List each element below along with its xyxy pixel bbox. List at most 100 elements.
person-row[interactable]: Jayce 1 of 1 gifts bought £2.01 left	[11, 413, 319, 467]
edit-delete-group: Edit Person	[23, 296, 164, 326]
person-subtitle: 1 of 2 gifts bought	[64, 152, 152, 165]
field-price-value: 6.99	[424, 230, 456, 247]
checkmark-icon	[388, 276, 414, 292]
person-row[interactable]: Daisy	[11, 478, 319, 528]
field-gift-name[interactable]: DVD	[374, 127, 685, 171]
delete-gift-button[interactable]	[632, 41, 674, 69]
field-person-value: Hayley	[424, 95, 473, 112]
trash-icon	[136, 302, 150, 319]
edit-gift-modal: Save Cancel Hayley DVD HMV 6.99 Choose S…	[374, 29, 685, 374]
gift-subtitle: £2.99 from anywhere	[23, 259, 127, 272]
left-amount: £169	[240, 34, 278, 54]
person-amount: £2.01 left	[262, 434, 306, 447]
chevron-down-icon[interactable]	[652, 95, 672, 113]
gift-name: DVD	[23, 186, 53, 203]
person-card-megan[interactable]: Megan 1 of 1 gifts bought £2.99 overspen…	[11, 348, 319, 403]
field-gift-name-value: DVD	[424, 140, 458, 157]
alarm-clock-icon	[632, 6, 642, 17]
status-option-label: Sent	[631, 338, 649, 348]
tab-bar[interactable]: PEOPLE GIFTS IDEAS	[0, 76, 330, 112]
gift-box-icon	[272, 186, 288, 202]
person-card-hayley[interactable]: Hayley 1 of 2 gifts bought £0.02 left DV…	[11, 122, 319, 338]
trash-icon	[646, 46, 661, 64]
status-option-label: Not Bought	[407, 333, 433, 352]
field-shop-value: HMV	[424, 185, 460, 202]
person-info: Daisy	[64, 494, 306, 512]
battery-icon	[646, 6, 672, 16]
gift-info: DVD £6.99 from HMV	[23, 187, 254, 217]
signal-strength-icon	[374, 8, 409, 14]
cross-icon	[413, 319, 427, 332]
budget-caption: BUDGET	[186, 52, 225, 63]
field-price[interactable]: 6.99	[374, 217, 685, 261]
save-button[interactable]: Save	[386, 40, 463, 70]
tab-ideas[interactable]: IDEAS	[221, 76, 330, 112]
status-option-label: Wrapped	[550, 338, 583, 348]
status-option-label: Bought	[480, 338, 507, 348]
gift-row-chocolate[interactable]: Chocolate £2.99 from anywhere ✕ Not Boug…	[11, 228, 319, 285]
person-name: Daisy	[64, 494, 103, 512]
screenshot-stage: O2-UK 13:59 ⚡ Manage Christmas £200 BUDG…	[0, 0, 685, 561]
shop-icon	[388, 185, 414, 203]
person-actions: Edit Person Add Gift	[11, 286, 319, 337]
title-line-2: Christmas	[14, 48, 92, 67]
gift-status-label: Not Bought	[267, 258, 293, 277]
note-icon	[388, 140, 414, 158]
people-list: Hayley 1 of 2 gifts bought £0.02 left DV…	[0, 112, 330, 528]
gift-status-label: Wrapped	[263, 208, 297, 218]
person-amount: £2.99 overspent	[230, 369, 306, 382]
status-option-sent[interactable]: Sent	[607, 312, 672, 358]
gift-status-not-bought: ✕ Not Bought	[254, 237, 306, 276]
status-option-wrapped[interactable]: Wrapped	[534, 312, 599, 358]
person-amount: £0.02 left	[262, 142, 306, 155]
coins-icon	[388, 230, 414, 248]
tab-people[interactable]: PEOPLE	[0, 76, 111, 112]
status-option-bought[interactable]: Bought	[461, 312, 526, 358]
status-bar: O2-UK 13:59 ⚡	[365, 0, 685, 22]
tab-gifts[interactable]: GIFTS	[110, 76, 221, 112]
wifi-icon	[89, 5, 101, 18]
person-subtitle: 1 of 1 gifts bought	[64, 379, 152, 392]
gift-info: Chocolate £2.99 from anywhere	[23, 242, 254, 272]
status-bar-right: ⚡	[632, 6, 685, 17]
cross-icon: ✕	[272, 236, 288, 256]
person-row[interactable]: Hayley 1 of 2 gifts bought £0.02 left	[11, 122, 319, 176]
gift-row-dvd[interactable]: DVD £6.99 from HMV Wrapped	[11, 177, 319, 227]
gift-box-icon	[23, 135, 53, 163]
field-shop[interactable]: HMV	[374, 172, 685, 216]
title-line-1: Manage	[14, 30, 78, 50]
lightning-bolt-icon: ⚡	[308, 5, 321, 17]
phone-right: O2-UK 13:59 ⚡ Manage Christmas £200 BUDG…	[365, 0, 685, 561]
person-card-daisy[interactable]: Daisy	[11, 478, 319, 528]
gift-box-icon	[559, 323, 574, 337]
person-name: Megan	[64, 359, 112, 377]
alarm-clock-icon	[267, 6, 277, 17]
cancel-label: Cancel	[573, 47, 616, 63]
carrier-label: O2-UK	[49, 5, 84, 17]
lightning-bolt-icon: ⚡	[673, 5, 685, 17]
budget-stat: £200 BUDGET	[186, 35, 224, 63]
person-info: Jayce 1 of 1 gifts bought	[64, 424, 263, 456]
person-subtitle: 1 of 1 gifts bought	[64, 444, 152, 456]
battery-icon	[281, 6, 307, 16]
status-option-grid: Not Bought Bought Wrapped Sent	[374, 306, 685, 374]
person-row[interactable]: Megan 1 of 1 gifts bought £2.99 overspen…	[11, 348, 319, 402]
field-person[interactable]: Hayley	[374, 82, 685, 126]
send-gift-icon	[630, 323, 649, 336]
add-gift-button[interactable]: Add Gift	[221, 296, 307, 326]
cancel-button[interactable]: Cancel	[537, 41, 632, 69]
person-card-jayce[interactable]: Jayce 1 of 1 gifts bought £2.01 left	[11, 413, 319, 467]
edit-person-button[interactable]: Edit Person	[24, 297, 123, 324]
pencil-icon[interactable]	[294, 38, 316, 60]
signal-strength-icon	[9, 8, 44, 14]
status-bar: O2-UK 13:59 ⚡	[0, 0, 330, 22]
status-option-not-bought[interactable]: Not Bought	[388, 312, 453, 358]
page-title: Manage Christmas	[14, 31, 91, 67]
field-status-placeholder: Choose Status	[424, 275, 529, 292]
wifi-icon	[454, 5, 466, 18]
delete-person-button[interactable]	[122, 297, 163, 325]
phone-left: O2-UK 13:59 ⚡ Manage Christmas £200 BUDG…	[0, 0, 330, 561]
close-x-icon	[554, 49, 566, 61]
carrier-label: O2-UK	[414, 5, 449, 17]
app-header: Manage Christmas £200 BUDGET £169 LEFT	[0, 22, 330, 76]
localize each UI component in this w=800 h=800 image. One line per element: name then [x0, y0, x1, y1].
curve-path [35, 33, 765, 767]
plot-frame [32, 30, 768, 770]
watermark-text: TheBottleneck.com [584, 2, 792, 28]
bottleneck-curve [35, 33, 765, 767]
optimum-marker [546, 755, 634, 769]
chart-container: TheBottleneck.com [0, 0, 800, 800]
=====
• What is being asked: Reproduce all of the items above with every "trash-icon" changed to "bin-icon" and nothing else altered.

• Written response:
List each element below along with its xyxy pixel bbox. List at most 100 elements.
person-row[interactable]: Jayce 1 of 1 gifts bought £2.01 left	[11, 413, 319, 467]
edit-delete-group: Edit Person	[23, 296, 164, 326]
person-subtitle: 1 of 2 gifts bought	[64, 152, 152, 165]
field-price-value: 6.99	[424, 230, 456, 247]
checkmark-icon	[388, 276, 414, 292]
person-row[interactable]: Daisy	[11, 478, 319, 528]
field-gift-name[interactable]: DVD	[374, 127, 685, 171]
delete-gift-button[interactable]	[632, 41, 674, 69]
field-person-value: Hayley	[424, 95, 473, 112]
bin-icon	[136, 302, 150, 319]
edit-gift-modal: Save Cancel Hayley DVD HMV 6.99 Choose S…	[374, 29, 685, 374]
gift-subtitle: £2.99 from anywhere	[23, 259, 127, 272]
left-amount: £169	[240, 34, 278, 54]
person-amount: £2.01 left	[262, 434, 306, 447]
chevron-down-icon[interactable]	[652, 95, 672, 113]
gift-name: DVD	[23, 186, 53, 203]
person-card-megan[interactable]: Megan 1 of 1 gifts bought £2.99 overspen…	[11, 348, 319, 403]
field-gift-name-value: DVD	[424, 140, 458, 157]
alarm-clock-icon	[632, 6, 642, 17]
status-option-label: Sent	[631, 338, 649, 348]
tab-bar[interactable]: PEOPLE GIFTS IDEAS	[0, 76, 330, 112]
gift-box-icon	[272, 186, 288, 202]
person-card-hayley[interactable]: Hayley 1 of 2 gifts bought £0.02 left DV…	[11, 122, 319, 338]
bin-icon	[646, 46, 661, 64]
status-option-label: Not Bought	[407, 333, 433, 352]
field-shop-value: HMV	[424, 185, 460, 202]
person-info: Daisy	[64, 494, 306, 512]
battery-icon	[646, 6, 672, 16]
gift-info: DVD £6.99 from HMV	[23, 187, 254, 217]
signal-strength-icon	[374, 8, 409, 14]
cross-icon	[413, 319, 427, 332]
budget-caption: BUDGET	[186, 52, 225, 63]
field-price[interactable]: 6.99	[374, 217, 685, 261]
save-button[interactable]: Save	[386, 40, 463, 70]
tab-ideas[interactable]: IDEAS	[221, 76, 330, 112]
status-option-label: Wrapped	[550, 338, 583, 348]
status-option-label: Bought	[480, 338, 507, 348]
gift-row-chocolate[interactable]: Chocolate £2.99 from anywhere ✕ Not Boug…	[11, 228, 319, 285]
person-name: Daisy	[64, 494, 103, 512]
screenshot-stage: O2-UK 13:59 ⚡ Manage Christmas £200 BUDG…	[0, 0, 685, 561]
shop-icon	[388, 185, 414, 203]
person-actions: Edit Person Add Gift	[11, 286, 319, 337]
title-line-2: Christmas	[14, 48, 92, 67]
gift-status-label: Not Bought	[267, 258, 293, 277]
note-icon	[388, 140, 414, 158]
people-list: Hayley 1 of 2 gifts bought £0.02 left DV…	[0, 112, 330, 528]
gift-status-label: Wrapped	[263, 208, 297, 218]
person-amount: £2.99 overspent	[230, 369, 306, 382]
status-option-sent[interactable]: Sent	[607, 312, 672, 358]
gift-status-not-bought: ✕ Not Bought	[254, 237, 306, 276]
status-option-wrapped[interactable]: Wrapped	[534, 312, 599, 358]
person-amount: £0.02 left	[262, 142, 306, 155]
coins-icon	[388, 230, 414, 248]
tab-people[interactable]: PEOPLE	[0, 76, 111, 112]
status-option-bought[interactable]: Bought	[461, 312, 526, 358]
status-bar: O2-UK 13:59 ⚡	[365, 0, 685, 22]
tab-gifts[interactable]: GIFTS	[110, 76, 221, 112]
wifi-icon	[89, 5, 101, 18]
person-subtitle: 1 of 1 gifts bought	[64, 379, 152, 392]
gift-info: Chocolate £2.99 from anywhere	[23, 242, 254, 272]
status-bar-right: ⚡	[632, 6, 685, 17]
cross-icon: ✕	[272, 236, 288, 256]
person-row[interactable]: Hayley 1 of 2 gifts bought £0.02 left	[11, 122, 319, 176]
gift-row-dvd[interactable]: DVD £6.99 from HMV Wrapped	[11, 177, 319, 227]
gift-box-icon	[23, 135, 53, 163]
field-shop[interactable]: HMV	[374, 172, 685, 216]
title-line-1: Manage	[14, 30, 78, 50]
lightning-bolt-icon: ⚡	[308, 5, 321, 17]
phone-right: O2-UK 13:59 ⚡ Manage Christmas £200 BUDG…	[365, 0, 685, 561]
person-card-daisy[interactable]: Daisy	[11, 478, 319, 528]
gift-box-icon	[559, 323, 574, 337]
person-name: Megan	[64, 359, 112, 377]
alarm-clock-icon	[267, 6, 277, 17]
cancel-label: Cancel	[573, 47, 616, 63]
carrier-label: O2-UK	[49, 5, 84, 17]
lightning-bolt-icon: ⚡	[673, 5, 685, 17]
budget-stat: £200 BUDGET	[186, 35, 224, 63]
person-info: Jayce 1 of 1 gifts bought	[64, 424, 263, 456]
person-subtitle: 1 of 1 gifts bought	[64, 444, 152, 456]
battery-icon	[281, 6, 307, 16]
status-option-grid: Not Bought Bought Wrapped Sent	[374, 306, 685, 374]
person-row[interactable]: Megan 1 of 1 gifts bought £2.99 overspen…	[11, 348, 319, 402]
field-person[interactable]: Hayley	[374, 82, 685, 126]
send-gift-icon	[630, 323, 649, 336]
add-gift-button[interactable]: Add Gift	[221, 296, 307, 326]
cancel-button[interactable]: Cancel	[537, 41, 632, 69]
person-card-jayce[interactable]: Jayce 1 of 1 gifts bought £2.01 left	[11, 413, 319, 467]
edit-person-button[interactable]: Edit Person	[24, 297, 123, 324]
pencil-icon[interactable]	[294, 38, 316, 60]
signal-strength-icon	[9, 8, 44, 14]
status-bar: O2-UK 13:59 ⚡	[0, 0, 330, 22]
status-option-not-bought[interactable]: Not Bought	[388, 312, 453, 358]
page-title: Manage Christmas	[14, 31, 91, 67]
field-status-placeholder: Choose Status	[424, 275, 529, 292]
wifi-icon	[454, 5, 466, 18]
delete-person-button[interactable]	[122, 297, 163, 325]
phone-left: O2-UK 13:59 ⚡ Manage Christmas £200 BUDG…	[0, 0, 330, 561]
close-x-icon	[554, 49, 566, 61]
carrier-label: O2-UK	[414, 5, 449, 17]
app-header: Manage Christmas £200 BUDGET £169 LEFT	[0, 22, 330, 76]
localize each UI component in this w=800 h=800 image. One line per element: name then [x0, y0, x1, y1].
curve-path [35, 33, 765, 767]
plot-frame [32, 30, 768, 770]
watermark-text: TheBottleneck.com [584, 2, 792, 28]
bottleneck-curve [35, 33, 765, 767]
optimum-marker [546, 755, 634, 769]
chart-container: TheBottleneck.com [0, 0, 800, 800]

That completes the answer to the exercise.